A este juego le faltan dos cartas

Dobble es un juego delicioso. Rápido, competitivo, compacto, es la opción perfecta para introducir a muggles en el mundo de los juegos de mesa. Las cartas redondas y las reglas simples los atraen aún más. Pero es un juego con una miga matemática que no te esperas. Empecemos por explicar la mecánica del juego.

El Dobble es un juego de cartas en las que cada una de ellas tiene ocho dibujos diferentes. Si comparas dos cartas entre sí, todos los dibujos en esas dos cartas son diferentes excepto uno. Y puedes probar con cualquier combinación de dos cartas, siempre habrá uno y solo un dibujo que coincida entre ambas. Hay distintos modos de juego, pero todos se basan en ser el primero que encuentra el dibujo coincidente entre tu propia carta y una carta ajena o común para todos los jugadores: el que más rápido la encuentre se va deshaciendo de cartas o va ganando más y más cartas dependiendo del método de juego. En total hay 55 cartas, cada una con 8 símbolos, y un total de 57 símbolos repartidos entre ellas.

** LOS DATOS **
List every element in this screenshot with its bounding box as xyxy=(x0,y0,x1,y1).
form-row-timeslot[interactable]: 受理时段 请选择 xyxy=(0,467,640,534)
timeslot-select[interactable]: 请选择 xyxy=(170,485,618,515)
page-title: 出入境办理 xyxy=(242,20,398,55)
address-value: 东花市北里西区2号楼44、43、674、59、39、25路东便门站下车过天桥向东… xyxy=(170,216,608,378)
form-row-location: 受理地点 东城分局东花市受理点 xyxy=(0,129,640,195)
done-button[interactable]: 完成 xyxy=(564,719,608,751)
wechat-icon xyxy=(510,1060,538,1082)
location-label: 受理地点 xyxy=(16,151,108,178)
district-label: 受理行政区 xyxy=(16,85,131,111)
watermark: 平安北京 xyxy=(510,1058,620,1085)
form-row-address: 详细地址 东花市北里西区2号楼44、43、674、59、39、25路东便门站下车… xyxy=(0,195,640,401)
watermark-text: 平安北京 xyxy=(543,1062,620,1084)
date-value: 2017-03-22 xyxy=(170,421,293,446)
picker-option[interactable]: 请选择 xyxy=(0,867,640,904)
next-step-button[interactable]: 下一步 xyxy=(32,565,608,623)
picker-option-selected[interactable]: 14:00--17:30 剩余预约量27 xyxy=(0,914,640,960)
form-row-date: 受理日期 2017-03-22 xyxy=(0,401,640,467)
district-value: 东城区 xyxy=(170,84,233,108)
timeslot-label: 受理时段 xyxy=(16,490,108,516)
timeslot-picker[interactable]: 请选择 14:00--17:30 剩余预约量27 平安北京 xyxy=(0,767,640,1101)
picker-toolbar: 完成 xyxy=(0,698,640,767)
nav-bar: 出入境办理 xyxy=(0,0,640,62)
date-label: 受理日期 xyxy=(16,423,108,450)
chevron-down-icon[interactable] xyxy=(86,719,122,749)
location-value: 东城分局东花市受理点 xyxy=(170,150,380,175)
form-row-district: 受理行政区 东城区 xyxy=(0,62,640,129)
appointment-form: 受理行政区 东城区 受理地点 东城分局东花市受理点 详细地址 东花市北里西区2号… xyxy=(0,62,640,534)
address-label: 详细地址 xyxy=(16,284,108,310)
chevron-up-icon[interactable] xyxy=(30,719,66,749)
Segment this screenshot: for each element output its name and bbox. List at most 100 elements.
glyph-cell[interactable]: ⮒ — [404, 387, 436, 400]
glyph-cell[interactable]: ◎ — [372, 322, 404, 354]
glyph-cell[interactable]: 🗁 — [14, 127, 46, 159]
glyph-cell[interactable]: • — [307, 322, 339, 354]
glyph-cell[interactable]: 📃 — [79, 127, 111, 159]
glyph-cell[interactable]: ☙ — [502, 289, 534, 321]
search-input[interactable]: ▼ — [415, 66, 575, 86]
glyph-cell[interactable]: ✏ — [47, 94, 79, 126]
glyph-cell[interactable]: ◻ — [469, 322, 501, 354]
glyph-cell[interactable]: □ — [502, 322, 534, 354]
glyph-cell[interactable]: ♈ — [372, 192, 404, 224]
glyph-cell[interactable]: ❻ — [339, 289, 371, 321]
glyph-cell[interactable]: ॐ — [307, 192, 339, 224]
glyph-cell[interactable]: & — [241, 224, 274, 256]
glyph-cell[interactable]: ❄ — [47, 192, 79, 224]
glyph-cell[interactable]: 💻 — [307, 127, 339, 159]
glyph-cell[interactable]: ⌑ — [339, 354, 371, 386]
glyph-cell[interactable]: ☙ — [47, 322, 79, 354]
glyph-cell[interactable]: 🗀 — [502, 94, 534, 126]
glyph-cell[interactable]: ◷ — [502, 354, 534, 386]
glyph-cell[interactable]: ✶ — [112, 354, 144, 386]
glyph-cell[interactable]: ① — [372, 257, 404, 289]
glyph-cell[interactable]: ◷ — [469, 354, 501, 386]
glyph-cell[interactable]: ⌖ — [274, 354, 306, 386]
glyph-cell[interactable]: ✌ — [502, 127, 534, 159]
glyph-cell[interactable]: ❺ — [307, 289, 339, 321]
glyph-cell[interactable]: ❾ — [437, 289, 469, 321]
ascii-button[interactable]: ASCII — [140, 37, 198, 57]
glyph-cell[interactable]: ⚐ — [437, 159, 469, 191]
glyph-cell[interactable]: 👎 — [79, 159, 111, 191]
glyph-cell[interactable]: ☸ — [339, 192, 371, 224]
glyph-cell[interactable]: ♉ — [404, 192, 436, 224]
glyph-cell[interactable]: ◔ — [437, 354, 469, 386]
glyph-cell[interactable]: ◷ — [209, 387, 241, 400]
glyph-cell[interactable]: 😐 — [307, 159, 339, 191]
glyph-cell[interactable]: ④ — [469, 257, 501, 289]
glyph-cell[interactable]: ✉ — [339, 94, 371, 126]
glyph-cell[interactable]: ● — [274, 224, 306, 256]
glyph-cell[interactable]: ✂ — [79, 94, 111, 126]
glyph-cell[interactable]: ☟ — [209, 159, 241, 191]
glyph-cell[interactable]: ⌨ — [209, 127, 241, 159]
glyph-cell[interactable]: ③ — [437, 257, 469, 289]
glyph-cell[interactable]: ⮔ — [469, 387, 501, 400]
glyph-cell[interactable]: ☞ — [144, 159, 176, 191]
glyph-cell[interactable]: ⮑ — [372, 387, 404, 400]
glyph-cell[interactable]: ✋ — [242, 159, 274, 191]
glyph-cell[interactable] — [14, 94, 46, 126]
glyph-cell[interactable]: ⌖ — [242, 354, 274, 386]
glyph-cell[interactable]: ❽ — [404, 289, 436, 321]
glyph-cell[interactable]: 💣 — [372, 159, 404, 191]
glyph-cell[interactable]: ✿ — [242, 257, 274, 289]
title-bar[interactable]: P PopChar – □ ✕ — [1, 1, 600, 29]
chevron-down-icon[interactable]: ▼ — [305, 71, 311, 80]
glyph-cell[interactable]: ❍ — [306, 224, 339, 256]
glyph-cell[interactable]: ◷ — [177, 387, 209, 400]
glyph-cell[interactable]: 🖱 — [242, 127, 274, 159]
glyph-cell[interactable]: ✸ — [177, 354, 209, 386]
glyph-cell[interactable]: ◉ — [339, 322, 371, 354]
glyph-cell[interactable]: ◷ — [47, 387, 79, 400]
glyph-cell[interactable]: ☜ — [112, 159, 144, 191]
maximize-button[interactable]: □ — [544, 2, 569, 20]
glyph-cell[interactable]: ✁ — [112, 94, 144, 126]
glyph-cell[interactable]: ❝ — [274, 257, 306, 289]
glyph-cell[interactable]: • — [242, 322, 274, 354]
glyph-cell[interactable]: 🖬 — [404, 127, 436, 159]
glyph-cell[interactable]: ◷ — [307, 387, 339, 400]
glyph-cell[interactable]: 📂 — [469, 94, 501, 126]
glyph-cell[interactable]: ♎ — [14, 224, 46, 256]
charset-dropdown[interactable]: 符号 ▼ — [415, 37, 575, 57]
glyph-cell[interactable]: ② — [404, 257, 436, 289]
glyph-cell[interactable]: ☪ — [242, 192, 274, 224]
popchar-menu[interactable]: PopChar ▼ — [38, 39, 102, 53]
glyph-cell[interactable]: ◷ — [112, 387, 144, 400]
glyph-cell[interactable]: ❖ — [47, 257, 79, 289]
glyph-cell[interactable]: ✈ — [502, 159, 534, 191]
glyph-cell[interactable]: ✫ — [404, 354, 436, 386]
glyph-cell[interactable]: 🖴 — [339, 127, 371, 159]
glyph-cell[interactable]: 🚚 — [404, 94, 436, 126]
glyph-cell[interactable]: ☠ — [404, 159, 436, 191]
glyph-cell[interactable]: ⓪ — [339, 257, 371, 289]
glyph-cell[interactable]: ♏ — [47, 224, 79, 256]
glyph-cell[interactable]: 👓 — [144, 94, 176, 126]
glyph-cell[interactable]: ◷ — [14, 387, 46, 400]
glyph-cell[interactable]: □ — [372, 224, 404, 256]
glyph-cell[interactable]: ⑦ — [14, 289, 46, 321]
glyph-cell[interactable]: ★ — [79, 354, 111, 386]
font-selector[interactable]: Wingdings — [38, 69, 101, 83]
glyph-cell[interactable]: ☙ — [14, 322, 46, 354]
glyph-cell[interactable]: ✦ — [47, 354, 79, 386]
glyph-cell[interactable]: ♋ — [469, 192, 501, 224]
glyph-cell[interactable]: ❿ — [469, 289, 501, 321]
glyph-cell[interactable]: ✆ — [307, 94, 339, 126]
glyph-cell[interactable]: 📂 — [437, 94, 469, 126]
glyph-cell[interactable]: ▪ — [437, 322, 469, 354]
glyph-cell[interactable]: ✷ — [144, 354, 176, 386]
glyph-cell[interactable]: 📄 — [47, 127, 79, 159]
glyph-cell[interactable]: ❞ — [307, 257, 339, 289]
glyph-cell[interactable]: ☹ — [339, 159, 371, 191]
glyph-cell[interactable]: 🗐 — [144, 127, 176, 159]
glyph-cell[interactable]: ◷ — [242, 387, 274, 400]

** TAREAS REQUERIDAS **
(1) Reproduzca el fragmento del texto sobre el Dobble desde "El Dobble es" hasta "repartidos entre ellas.", sustituyendo "símbolos" por "figuras".
(2) Prosiga el texto sobre el Dobble a partir de su última oración.

** RESPUESTAS **
(1)
El Dobble es un juego de cartas en las que cada una de ellas tiene ocho dibujos diferentes. Si comparas dos cartas entre sí, todos los dibujos en esas dos cartas son diferentes excepto uno. Y puedes probar con cualquier combinación de dos cartas, siempre habrá uno y solo un dibujo que coincida entre ambas. Hay distintos modos de juego, pero todos se basan en ser el primero que encuentra el dibujo coincidente entre tu propia carta y una carta ajena o común para todos los jugadores: el que más rápido la encuentre se va deshaciendo de cartas o va ganando más y más cartas dependiendo del método de juego. En total hay 55 cartas, cada una con 8 figuras, y un total de 57 figuras repartidos entre ellas.

(2)
Ejemplo de los símbolos en común entre varias cartas

Cómo de difícil ha sido diseñar este juego? Aquí es donde se hace necesario introducir la geometría proyectiva, que tiene dos postulados iniciales muy parecidos a nuestras limitaciones en el juego:

  • Dos puntos definen una recta.
  • Todo par de rectas se cortan en un punto.

Si ponemos “cartas” y “símbolos” en esas dos frases (y lo reescribimos más claro), tenemos algo parecido a nuestras restricciones en el juego de mesa:

  • Dos cartas definen un símbolo (o dos cartas tienen en común un sólo símbolo).
  • Todo par de símbolos (distintos) se cortan en una carta (cierta combinación de símbolos sólo se da en una carta concreta).